Given instruction - All of the material below is to be returned exactly.

Data entries:
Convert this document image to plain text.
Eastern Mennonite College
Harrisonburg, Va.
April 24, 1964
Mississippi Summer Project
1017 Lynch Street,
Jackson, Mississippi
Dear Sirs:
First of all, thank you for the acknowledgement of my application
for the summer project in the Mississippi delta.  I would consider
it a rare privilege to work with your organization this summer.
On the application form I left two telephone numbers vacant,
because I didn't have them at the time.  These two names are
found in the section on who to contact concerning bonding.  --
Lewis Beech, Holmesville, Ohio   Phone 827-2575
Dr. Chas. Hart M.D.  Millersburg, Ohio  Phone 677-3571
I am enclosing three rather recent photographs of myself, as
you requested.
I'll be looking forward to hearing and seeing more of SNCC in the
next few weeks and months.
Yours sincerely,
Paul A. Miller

Completed exercise -
Convert this document image to plain text.
Eastern Mennonite College
Harrisonburg, Va.
April 24, 1964
Mississippi Summer Project
1017 Lynch Street,
Jackson, Mississippi
Dear Sirs:
First of all, thank you for the acknowledgement of my application
for the summer project in the Mississippi delta.  I would consider
it a rare privilege to work with your organization this summer.
On the application form I left two telephone numbers vacant,
because I didn't have them at the time.  These two names are
found in the section on who to contact concerning bonding.  --
Lewis Beech, Holmesville, Ohio   Phone 827-2575
Dr. Chas. Hart M.D.  Millersburg, Ohio  Phone 677-3571
I am enclosing three rather recent photographs of myself, as
you requested.
I'll be looking forward to hearing and seeing more of SNCC in the
next few weeks and months.
Yours sincerely,
Paul A. Miller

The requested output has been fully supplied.